▶ [What you need to do] Search the records that follow and extract every line containing the string "image".

____________

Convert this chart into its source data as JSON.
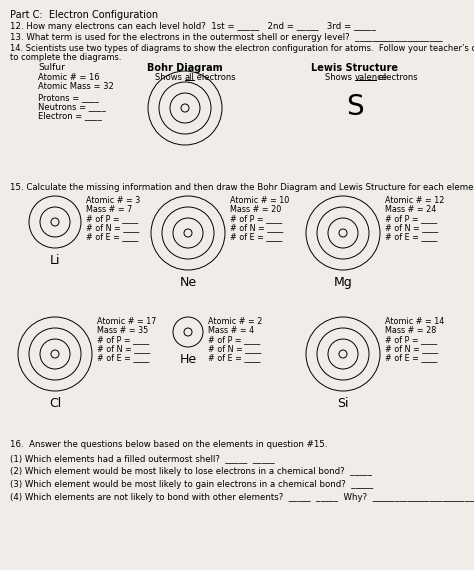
{
  "background_color": "#f0ede8",
  "title_part": "Part C:  Electron Configuration",
  "q12": "12. How many electrons can each level hold?  1st = _____   2nd = _____   3rd = _____",
  "q13": "13. What term is used for the electrons in the outermost shell or energy level?  ____________________",
  "q14_line1": "14. Scientists use two types of diagrams to show the electron configuration for atoms.  Follow your teacher’s directions",
  "q14_line2": "to complete the diagrams.",
  "sulfur_label": "Sulfur",
  "sulfur_atomic": "Atomic # = 16",
  "sulfur_mass": "Atomic Mass = 32",
  "sulfur_protons": "Protons = ____",
  "sulfur_neutrons": "Neutrons = ____",
  "sulfur_electron": "Electron = ____",
  "bohr_title": "Bohr Diagram",
  "bohr_sub1": "Shows ",
  "bohr_sub2": "all",
  "bohr_sub3": " electrons",
  "lewis_title": "Lewis Structure",
  "lewis_sub1": "Shows ",
  "lewis_sub2": "valence",
  "lewis_sub3": " electrons",
  "lewis_symbol": "S",
  "q15": "15. Calculate the missing information and then draw the Bohr Diagram and Lewis Structure for each element.",
  "q16_header": "16.  Answer the questions below based on the elements in question #15.",
  "q16_1": "(1) Which elements had a filled outermost shell?  _____  _____",
  "q16_2": "(2) Which element would be most likely to lose electrons in a chemical bond?  _____",
  "q16_3": "(3) Which element would be most likely to gain electrons in a chemical bond?  _____",
  "q16_4": "(4) Which elements are not likely to bond with other elements?  _____  _____  Why?  ______________________________",
  "elements_row1": [
    {
      "name": "Li",
      "atomic": "Atomic # = 3",
      "mass": "Mass # = 7",
      "p": "# of P = ____",
      "n": "# of N = ____",
      "e": "# of E = ____",
      "rings": 2
    },
    {
      "name": "Ne",
      "atomic": "Atomic # = 10",
      "mass": "Mass # = 20",
      "p": "# of P = ____",
      "n": "# of N = ____",
      "e": "# of E = ____",
      "rings": 3
    },
    {
      "name": "Mg",
      "atomic": "Atomic # = 12",
      "mass": "Mass # = 24",
      "p": "# of P = ____",
      "n": "# of N = ____",
      "e": "# of E = ____",
      "rings": 3
    }
  ],
  "elements_row2": [
    {
      "name": "Cl",
      "atomic": "Atomic # = 17",
      "mass": "Mass # = 35",
      "p": "# of P = ____",
      "n": "# of N = ____",
      "e": "# of E = ____",
      "rings": 3
    },
    {
      "name": "He",
      "atomic": "Atomic # = 2",
      "mass": "Mass # = 4",
      "p": "# of P = ____",
      "n": "# of N = ____",
      "e": "# of E = ____",
      "rings": 1
    },
    {
      "name": "Si",
      "atomic": "Atomic # = 14",
      "mass": "Mass # = 28",
      "p": "# of P = ____",
      "n": "# of N = ____",
      "e": "# of E = ____",
      "rings": 3
    }
  ]
}
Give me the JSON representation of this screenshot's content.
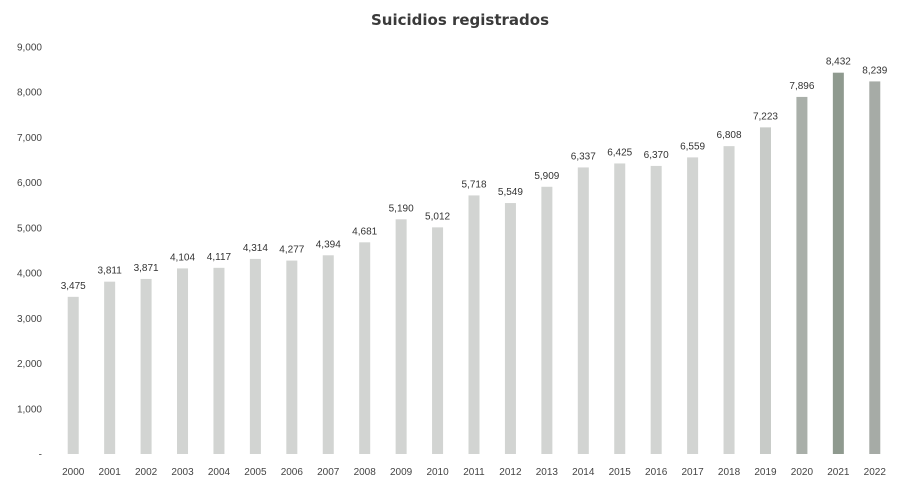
{
  "chart_data": {
    "type": "bar",
    "title": "Suicidios registrados",
    "xlabel": "",
    "ylabel": "",
    "ylim": [
      0,
      9000
    ],
    "yticks": [
      0,
      1000,
      2000,
      3000,
      4000,
      5000,
      6000,
      7000,
      8000,
      9000
    ],
    "ytick_labels": [
      "-",
      "1,000",
      "2,000",
      "3,000",
      "4,000",
      "5,000",
      "6,000",
      "7,000",
      "8,000",
      "9,000"
    ],
    "categories": [
      "2000",
      "2001",
      "2002",
      "2003",
      "2004",
      "2005",
      "2006",
      "2007",
      "2008",
      "2009",
      "2010",
      "2011",
      "2012",
      "2013",
      "2014",
      "2015",
      "2016",
      "2017",
      "2018",
      "2019",
      "2020",
      "2021",
      "2022"
    ],
    "values": [
      3475,
      3811,
      3871,
      4104,
      4117,
      4314,
      4277,
      4394,
      4681,
      5190,
      5012,
      5718,
      5549,
      5909,
      6337,
      6425,
      6370,
      6559,
      6808,
      7223,
      7896,
      8432,
      8239
    ],
    "data_labels": [
      "3,475",
      "3,811",
      "3,871",
      "4,104",
      "4,117",
      "4,314",
      "4,277",
      "4,394",
      "4,681",
      "5,190",
      "5,012",
      "5,718",
      "5,549",
      "5,909",
      "6,337",
      "6,425",
      "6,370",
      "6,559",
      "6,808",
      "7,223",
      "7,896",
      "8,432",
      "8,239"
    ],
    "bar_colors": [
      "#d2d4d2",
      "#d2d4d2",
      "#d2d4d2",
      "#d2d4d2",
      "#d2d4d2",
      "#d2d4d2",
      "#d2d4d2",
      "#d2d4d2",
      "#d2d4d2",
      "#d2d4d2",
      "#d2d4d2",
      "#d2d4d2",
      "#d2d4d2",
      "#d2d4d2",
      "#d2d4d2",
      "#d2d4d2",
      "#d2d4d2",
      "#d2d4d2",
      "#d2d4d2",
      "#c8cbc8",
      "#a9afa9",
      "#8f9a8f",
      "#a6aba6"
    ],
    "grid": false,
    "legend": "none"
  }
}
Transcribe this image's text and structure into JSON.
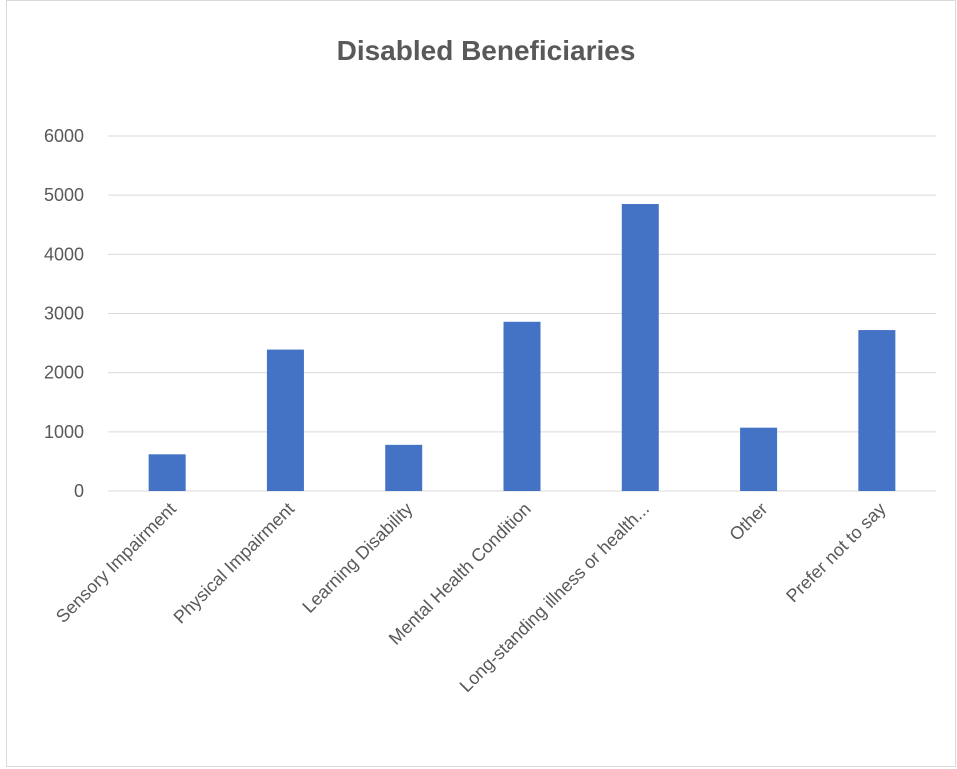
{
  "chart_data": {
    "type": "bar",
    "title": "Disabled Beneficiaries",
    "xlabel": "",
    "ylabel": "",
    "categories": [
      "Sensory Impairment",
      "Physical Impairment",
      "Learning Disability",
      "Mental Health Condition",
      "Long-standing illness or health...",
      "Other",
      "Prefer not to say"
    ],
    "values": [
      620,
      2390,
      780,
      2860,
      4850,
      1070,
      2720
    ],
    "ylim": [
      0,
      6000
    ],
    "yticks": [
      0,
      1000,
      2000,
      3000,
      4000,
      5000,
      6000
    ],
    "grid": true,
    "legend": "none",
    "bar_color": "#4472c4"
  }
}
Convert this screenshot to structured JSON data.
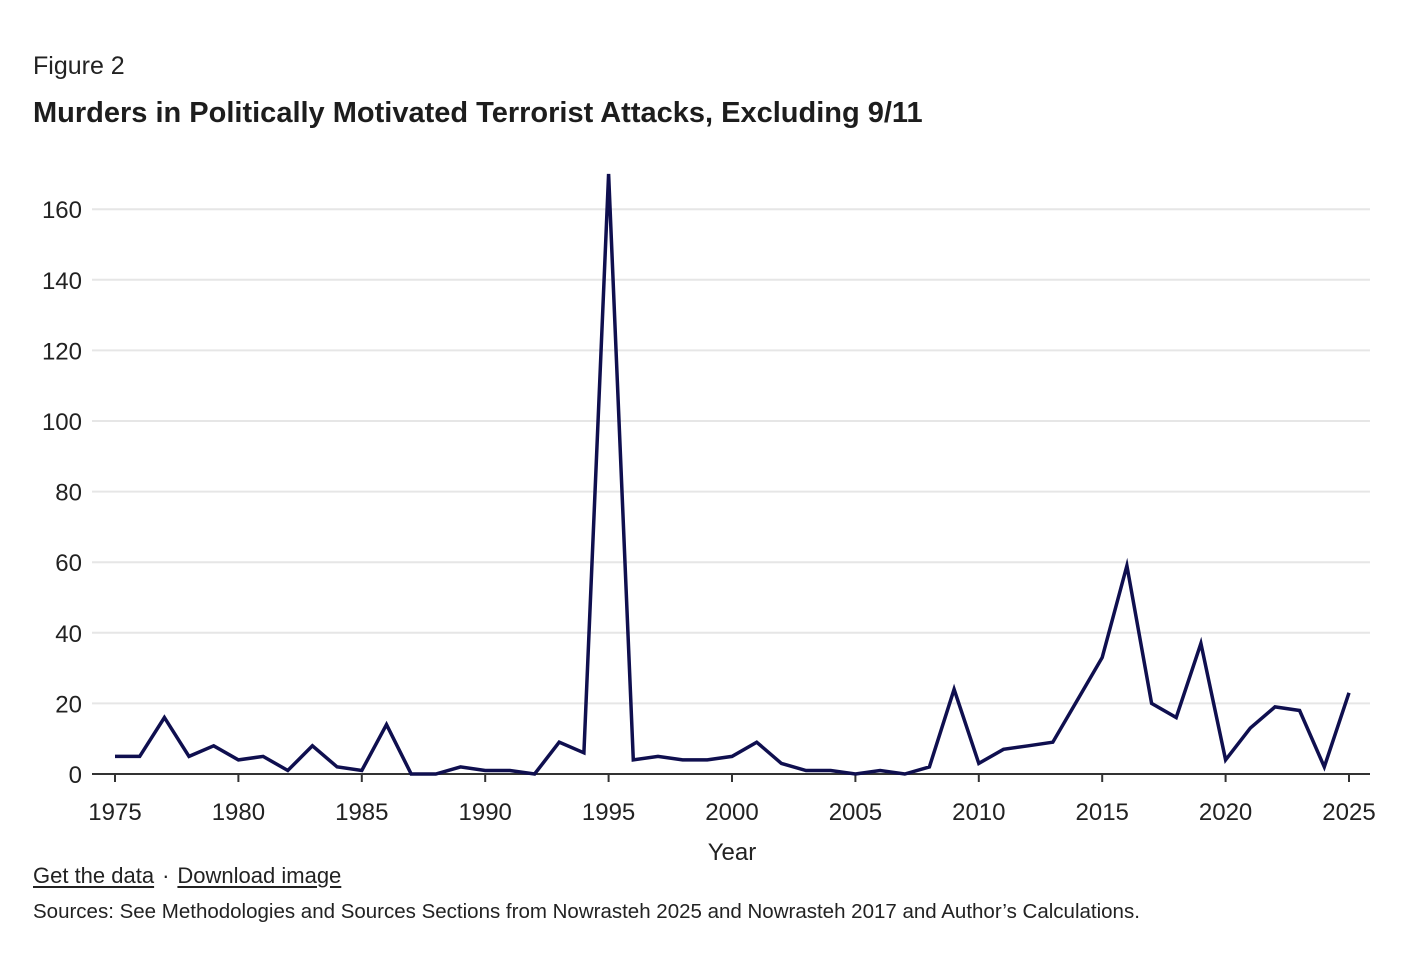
{
  "figure_label": "Figure 2",
  "title": "Murders in Politically Motivated Terrorist Attacks, Excluding 9/11",
  "links": {
    "get_data": "Get the data",
    "separator": "·",
    "download": "Download image"
  },
  "sources": "Sources: See Methodologies and Sources Sections from Nowrasteh 2025 and Nowrasteh 2017 and Author’s Calculations.",
  "colors": {
    "line": "#0f0f4f",
    "grid": "#e6e6e6",
    "axis": "#333333"
  },
  "chart_data": {
    "type": "line",
    "title": "Murders in Politically Motivated Terrorist Attacks, Excluding 9/11",
    "xlabel": "Year",
    "ylabel": "",
    "xlim": [
      1975,
      2025
    ],
    "ylim": [
      0,
      170
    ],
    "grid": true,
    "legend": "none",
    "x_ticks": [
      1975,
      1980,
      1985,
      1990,
      1995,
      2000,
      2005,
      2010,
      2015,
      2020,
      2025
    ],
    "y_ticks": [
      0,
      20,
      40,
      60,
      80,
      100,
      120,
      140,
      160
    ],
    "series": [
      {
        "name": "Murders",
        "x": [
          1975,
          1976,
          1977,
          1978,
          1979,
          1980,
          1981,
          1982,
          1983,
          1984,
          1985,
          1986,
          1987,
          1988,
          1989,
          1990,
          1991,
          1992,
          1993,
          1994,
          1995,
          1996,
          1997,
          1998,
          1999,
          2000,
          2001,
          2002,
          2003,
          2004,
          2005,
          2006,
          2007,
          2008,
          2009,
          2010,
          2011,
          2012,
          2013,
          2014,
          2015,
          2016,
          2017,
          2018,
          2019,
          2020,
          2021,
          2022,
          2023,
          2024,
          2025
        ],
        "values": [
          5,
          5,
          16,
          5,
          8,
          4,
          5,
          1,
          8,
          2,
          1,
          14,
          0,
          0,
          2,
          1,
          1,
          0,
          9,
          6,
          170,
          4,
          5,
          4,
          4,
          5,
          9,
          3,
          1,
          1,
          0,
          1,
          0,
          2,
          24,
          3,
          7,
          8,
          9,
          21,
          33,
          59,
          20,
          16,
          37,
          4,
          13,
          19,
          18,
          2,
          23
        ]
      }
    ]
  }
}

____________

▶ [Task response]
Transcribe this image's text and structure into JSON.
    "download": "Download image"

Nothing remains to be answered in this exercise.